● RECORDS TO USE:

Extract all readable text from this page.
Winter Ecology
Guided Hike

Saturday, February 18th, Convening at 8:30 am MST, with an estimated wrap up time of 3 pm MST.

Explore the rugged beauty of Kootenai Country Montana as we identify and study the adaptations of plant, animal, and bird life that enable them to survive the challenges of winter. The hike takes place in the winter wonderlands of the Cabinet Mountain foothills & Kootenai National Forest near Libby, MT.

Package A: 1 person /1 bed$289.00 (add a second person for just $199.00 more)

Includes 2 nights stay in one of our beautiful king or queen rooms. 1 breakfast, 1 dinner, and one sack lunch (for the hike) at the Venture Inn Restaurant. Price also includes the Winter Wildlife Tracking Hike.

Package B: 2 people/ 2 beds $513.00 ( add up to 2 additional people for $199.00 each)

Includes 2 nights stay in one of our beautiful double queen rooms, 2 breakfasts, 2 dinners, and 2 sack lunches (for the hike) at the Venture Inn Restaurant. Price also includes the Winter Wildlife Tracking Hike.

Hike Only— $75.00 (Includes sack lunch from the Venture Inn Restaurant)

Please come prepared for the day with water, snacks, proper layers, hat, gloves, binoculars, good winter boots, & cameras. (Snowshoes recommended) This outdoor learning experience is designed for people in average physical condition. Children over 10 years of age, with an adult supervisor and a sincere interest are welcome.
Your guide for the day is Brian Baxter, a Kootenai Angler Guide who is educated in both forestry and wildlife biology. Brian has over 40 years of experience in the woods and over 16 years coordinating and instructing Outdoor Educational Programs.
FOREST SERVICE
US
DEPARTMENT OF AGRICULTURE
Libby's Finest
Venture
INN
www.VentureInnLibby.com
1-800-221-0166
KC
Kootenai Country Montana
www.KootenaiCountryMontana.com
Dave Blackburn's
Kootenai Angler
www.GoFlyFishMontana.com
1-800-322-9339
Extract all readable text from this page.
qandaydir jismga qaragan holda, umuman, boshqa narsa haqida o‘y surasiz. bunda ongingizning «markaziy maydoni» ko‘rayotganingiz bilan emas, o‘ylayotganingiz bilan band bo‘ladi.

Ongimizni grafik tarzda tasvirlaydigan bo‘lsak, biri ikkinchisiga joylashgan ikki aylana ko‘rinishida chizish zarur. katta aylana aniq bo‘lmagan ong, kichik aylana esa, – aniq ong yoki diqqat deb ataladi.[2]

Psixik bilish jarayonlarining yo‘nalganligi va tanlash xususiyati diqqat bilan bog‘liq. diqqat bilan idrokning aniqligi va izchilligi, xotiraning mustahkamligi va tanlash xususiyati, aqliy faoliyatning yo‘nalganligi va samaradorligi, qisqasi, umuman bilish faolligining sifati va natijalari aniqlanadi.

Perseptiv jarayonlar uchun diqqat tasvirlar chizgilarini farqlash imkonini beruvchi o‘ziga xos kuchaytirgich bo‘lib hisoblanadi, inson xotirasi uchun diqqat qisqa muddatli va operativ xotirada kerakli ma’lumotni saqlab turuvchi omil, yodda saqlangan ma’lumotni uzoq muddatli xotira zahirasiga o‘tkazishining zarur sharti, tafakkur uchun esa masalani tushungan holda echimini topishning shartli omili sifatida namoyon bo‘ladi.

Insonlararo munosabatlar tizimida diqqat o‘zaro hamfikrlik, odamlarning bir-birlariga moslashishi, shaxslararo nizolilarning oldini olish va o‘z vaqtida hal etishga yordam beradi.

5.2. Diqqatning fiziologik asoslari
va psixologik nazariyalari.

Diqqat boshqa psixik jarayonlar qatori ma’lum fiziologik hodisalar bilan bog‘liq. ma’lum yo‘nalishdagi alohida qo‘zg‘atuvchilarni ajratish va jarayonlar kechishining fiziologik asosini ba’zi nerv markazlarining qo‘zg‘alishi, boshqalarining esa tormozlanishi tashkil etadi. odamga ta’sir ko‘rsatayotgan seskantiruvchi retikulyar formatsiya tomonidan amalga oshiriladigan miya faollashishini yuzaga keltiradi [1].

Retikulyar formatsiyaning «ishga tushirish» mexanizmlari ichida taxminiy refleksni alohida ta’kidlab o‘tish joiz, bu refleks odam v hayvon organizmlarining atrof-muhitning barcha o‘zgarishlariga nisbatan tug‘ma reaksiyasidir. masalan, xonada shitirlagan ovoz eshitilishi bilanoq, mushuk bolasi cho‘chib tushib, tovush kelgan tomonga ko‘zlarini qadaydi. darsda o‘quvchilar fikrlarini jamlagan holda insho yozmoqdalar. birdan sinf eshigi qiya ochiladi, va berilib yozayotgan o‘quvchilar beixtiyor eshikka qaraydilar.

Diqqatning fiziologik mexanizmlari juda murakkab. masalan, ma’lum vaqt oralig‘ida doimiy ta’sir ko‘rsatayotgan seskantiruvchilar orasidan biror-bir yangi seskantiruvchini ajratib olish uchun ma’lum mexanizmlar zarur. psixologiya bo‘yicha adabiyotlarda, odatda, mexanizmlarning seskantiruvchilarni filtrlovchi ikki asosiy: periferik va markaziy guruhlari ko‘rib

● TASK INSTRUCTIONS:
Check each line in the records for the word "Package" and say how many have it, with nothing else.

● RESULT OF THIS TASK:
2